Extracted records
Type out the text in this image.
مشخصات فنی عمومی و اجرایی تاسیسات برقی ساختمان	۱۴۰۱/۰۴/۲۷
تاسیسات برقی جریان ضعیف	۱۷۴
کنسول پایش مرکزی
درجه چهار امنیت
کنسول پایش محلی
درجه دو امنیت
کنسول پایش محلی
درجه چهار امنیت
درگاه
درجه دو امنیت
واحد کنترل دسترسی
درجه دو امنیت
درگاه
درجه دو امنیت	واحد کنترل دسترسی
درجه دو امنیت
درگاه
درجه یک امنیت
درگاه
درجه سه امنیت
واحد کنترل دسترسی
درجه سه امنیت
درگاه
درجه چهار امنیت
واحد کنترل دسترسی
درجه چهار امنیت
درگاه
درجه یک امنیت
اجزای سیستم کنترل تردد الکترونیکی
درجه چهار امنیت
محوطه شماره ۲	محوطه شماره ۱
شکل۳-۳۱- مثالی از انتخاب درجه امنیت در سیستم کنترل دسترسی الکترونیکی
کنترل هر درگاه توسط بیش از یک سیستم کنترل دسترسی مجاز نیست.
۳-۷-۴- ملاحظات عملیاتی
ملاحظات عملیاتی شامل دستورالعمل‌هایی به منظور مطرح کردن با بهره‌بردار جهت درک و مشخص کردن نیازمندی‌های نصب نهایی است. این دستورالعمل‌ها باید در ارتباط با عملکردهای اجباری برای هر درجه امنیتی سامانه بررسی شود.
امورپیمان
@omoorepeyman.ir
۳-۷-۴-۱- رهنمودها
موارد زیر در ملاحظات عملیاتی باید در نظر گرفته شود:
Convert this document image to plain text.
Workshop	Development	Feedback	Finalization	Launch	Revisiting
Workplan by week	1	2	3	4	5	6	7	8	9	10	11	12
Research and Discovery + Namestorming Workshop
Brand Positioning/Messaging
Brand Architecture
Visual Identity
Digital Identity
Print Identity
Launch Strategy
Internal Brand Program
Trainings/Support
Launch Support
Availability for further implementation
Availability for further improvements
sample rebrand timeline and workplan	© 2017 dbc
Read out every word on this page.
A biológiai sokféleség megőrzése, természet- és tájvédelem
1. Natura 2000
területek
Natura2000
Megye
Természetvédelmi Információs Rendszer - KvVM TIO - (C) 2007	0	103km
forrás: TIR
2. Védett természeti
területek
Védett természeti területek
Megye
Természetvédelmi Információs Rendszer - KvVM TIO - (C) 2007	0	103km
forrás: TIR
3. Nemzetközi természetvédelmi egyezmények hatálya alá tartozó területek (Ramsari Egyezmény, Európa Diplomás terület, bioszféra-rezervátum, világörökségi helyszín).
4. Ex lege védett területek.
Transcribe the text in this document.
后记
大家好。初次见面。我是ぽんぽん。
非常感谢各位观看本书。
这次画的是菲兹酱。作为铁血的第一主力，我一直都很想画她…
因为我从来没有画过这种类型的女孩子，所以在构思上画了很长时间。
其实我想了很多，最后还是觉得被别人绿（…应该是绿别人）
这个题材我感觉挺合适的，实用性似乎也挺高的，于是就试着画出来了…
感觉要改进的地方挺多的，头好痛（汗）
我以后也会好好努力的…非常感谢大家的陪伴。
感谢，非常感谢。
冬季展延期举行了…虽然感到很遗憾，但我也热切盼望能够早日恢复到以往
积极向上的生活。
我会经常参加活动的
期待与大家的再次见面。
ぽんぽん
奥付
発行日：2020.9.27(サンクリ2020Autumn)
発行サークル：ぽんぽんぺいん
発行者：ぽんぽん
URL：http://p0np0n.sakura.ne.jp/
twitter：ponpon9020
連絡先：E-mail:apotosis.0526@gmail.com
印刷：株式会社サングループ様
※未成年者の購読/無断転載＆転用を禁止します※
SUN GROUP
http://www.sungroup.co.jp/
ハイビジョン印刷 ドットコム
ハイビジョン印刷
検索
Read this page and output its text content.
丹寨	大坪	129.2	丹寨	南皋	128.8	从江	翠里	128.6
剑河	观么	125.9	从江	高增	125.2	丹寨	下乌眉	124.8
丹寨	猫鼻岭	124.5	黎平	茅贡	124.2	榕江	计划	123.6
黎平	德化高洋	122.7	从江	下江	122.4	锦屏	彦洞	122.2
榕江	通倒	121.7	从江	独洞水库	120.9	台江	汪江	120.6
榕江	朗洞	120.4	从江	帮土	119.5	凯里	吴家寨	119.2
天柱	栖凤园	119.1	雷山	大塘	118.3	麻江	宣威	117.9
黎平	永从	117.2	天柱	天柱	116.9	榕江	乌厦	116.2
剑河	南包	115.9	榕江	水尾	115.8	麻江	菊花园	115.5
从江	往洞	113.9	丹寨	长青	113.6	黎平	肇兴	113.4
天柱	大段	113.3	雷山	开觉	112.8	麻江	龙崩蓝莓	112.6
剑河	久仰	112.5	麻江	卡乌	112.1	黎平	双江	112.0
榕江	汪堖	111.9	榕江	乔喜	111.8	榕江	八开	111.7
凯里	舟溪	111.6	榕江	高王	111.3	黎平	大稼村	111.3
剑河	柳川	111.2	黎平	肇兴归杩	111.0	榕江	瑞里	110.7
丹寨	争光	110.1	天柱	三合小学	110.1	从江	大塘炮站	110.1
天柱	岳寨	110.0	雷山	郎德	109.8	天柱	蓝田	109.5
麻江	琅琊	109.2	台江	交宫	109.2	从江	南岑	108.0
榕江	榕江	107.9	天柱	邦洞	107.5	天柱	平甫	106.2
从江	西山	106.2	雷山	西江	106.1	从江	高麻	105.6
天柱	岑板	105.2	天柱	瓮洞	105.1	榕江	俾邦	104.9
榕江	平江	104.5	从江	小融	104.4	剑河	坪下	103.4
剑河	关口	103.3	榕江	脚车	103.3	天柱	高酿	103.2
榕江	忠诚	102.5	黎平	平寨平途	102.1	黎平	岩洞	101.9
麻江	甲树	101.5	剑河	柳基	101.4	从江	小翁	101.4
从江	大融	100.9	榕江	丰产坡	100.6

▸ The exercise
The entries above should be repeated exactly, every one of them.

▸ Exercise result
Type out the text in this image.
مشخصات فنی عمومی و اجرایی تاسیسات برقی ساختمان	۱۴۰۱/۰۴/۲۷
تاسیسات برقی جریان ضعیف	۱۷۴
کنسول پایش مرکزی
درجه چهار امنیت
کنسول پایش محلی
درجه دو امنیت
کنسول پایش محلی
درجه چهار امنیت
درگاه
درجه دو امنیت
واحد کنترل دسترسی
درجه دو امنیت
درگاه
درجه دو امنیت	واحد کنترل دسترسی
درجه دو امنیت
درگاه
درجه یک امنیت
درگاه
درجه سه امنیت
واحد کنترل دسترسی
درجه سه امنیت
درگاه
درجه چهار امنیت
واحد کنترل دسترسی
درجه چهار امنیت
درگاه
درجه یک امنیت
اجزای سیستم کنترل تردد الکترونیکی
درجه چهار امنیت
محوطه شماره ۲	محوطه شماره ۱
شکل۳-۳۱- مثالی از انتخاب درجه امنیت در سیستم کنترل دسترسی الکترونیکی
کنترل هر درگاه توسط بیش از یک سیستم کنترل دسترسی مجاز نیست.
۳-۷-۴- ملاحظات عملیاتی
ملاحظات عملیاتی شامل دستورالعمل‌هایی به منظور مطرح کردن با بهره‌بردار جهت درک و مشخص کردن نیازمندی‌های نصب نهایی است. این دستورالعمل‌ها باید در ارتباط با عملکردهای اجباری برای هر درجه امنیتی سامانه بررسی شود.
امورپیمان
@omoorepeyman.ir
۳-۷-۴-۱- رهنمودها
موارد زیر در ملاحظات عملیاتی باید در نظر گرفته شود:
Convert this document image to plain text.
Workshop	Development	Feedback	Finalization	Launch	Revisiting
Workplan by week	1	2	3	4	5	6	7	8	9	10	11	12
Research and Discovery + Namestorming Workshop
Brand Positioning/Messaging
Brand Architecture
Visual Identity
Digital Identity
Print Identity
Launch Strategy
Internal Brand Program
Trainings/Support
Launch Support
Availability for further implementation
Availability for further improvements
sample rebrand timeline and workplan	© 2017 dbc
Read out every word on this page.
A biológiai sokféleség megőrzése, természet- és tájvédelem
1. Natura 2000
területek
Natura2000
Megye
Természetvédelmi Információs Rendszer - KvVM TIO - (C) 2007	0	103km
forrás: TIR
2. Védett természeti
területek
Védett természeti területek
Megye
Természetvédelmi Információs Rendszer - KvVM TIO - (C) 2007	0	103km
forrás: TIR
3. Nemzetközi természetvédelmi egyezmények hatálya alá tartozó területek (Ramsari Egyezmény, Európa Diplomás terület, bioszféra-rezervátum, világörökségi helyszín).
4. Ex lege védett területek.
Transcribe the text in this document.
后记
大家好。初次见面。我是ぽんぽん。
非常感谢各位观看本书。
这次画的是菲兹酱。作为铁血的第一主力，我一直都很想画她…
因为我从来没有画过这种类型的女孩子，所以在构思上画了很长时间。
其实我想了很多，最后还是觉得被别人绿（…应该是绿别人）
这个题材我感觉挺合适的，实用性似乎也挺高的，于是就试着画出来了…
感觉要改进的地方挺多的，头好痛（汗）
我以后也会好好努力的…非常感谢大家的陪伴。
感谢，非常感谢。
冬季展延期举行了…虽然感到很遗憾，但我也热切盼望能够早日恢复到以往
积极向上的生活。
我会经常参加活动的
期待与大家的再次见面。
ぽんぽん
奥付
発行日：2020.9.27(サンクリ2020Autumn)
発行サークル：ぽんぽんぺいん
発行者：ぽんぽん
URL：http://p0np0n.sakura.ne.jp/
twitter：ponpon9020
連絡先：E-mail:apotosis.0526@gmail.com
印刷：株式会社サングループ様
※未成年者の購読/無断転載＆転用を禁止します※
SUN GROUP
http://www.sungroup.co.jp/
ハイビジョン印刷 ドットコム
ハイビジョン印刷
検索
Read this page and output its text content.
丹寨	大坪	129.2	丹寨	南皋	128.8	从江	翠里	128.6
剑河	观么	125.9	从江	高增	125.2	丹寨	下乌眉	124.8
丹寨	猫鼻岭	124.5	黎平	茅贡	124.2	榕江	计划	123.6
黎平	德化高洋	122.7	从江	下江	122.4	锦屏	彦洞	122.2
榕江	通倒	121.7	从江	独洞水库	120.9	台江	汪江	120.6
榕江	朗洞	120.4	从江	帮土	119.5	凯里	吴家寨	119.2
天柱	栖凤园	119.1	雷山	大塘	118.3	麻江	宣威	117.9
黎平	永从	117.2	天柱	天柱	116.9	榕江	乌厦	116.2
剑河	南包	115.9	榕江	水尾	115.8	麻江	菊花园	115.5
从江	往洞	113.9	丹寨	长青	113.6	黎平	肇兴	113.4
天柱	大段	113.3	雷山	开觉	112.8	麻江	龙崩蓝莓	112.6
剑河	久仰	112.5	麻江	卡乌	112.1	黎平	双江	112.0
榕江	汪堖	111.9	榕江	乔喜	111.8	榕江	八开	111.7
凯里	舟溪	111.6	榕江	高王	111.3	黎平	大稼村	111.3
剑河	柳川	111.2	黎平	肇兴归杩	111.0	榕江	瑞里	110.7
丹寨	争光	110.1	天柱	三合小学	110.1	从江	大塘炮站	110.1
天柱	岳寨	110.0	雷山	郎德	109.8	天柱	蓝田	109.5
麻江	琅琊	109.2	台江	交宫	109.2	从江	南岑	108.0
榕江	榕江	107.9	天柱	邦洞	107.5	天柱	平甫	106.2
从江	西山	106.2	雷山	西江	106.1	从江	高麻	105.6
天柱	岑板	105.2	天柱	瓮洞	105.1	榕江	俾邦	104.9
榕江	平江	104.5	从江	小融	104.4	剑河	坪下	103.4
剑河	关口	103.3	榕江	脚车	103.3	天柱	高酿	103.2
榕江	忠诚	102.5	黎平	平寨平途	102.1	黎平	岩洞	101.9
麻江	甲树	101.5	剑河	柳基	101.4	从江	小翁	101.4
从江	大融	100.9	榕江	丰产坡	100.6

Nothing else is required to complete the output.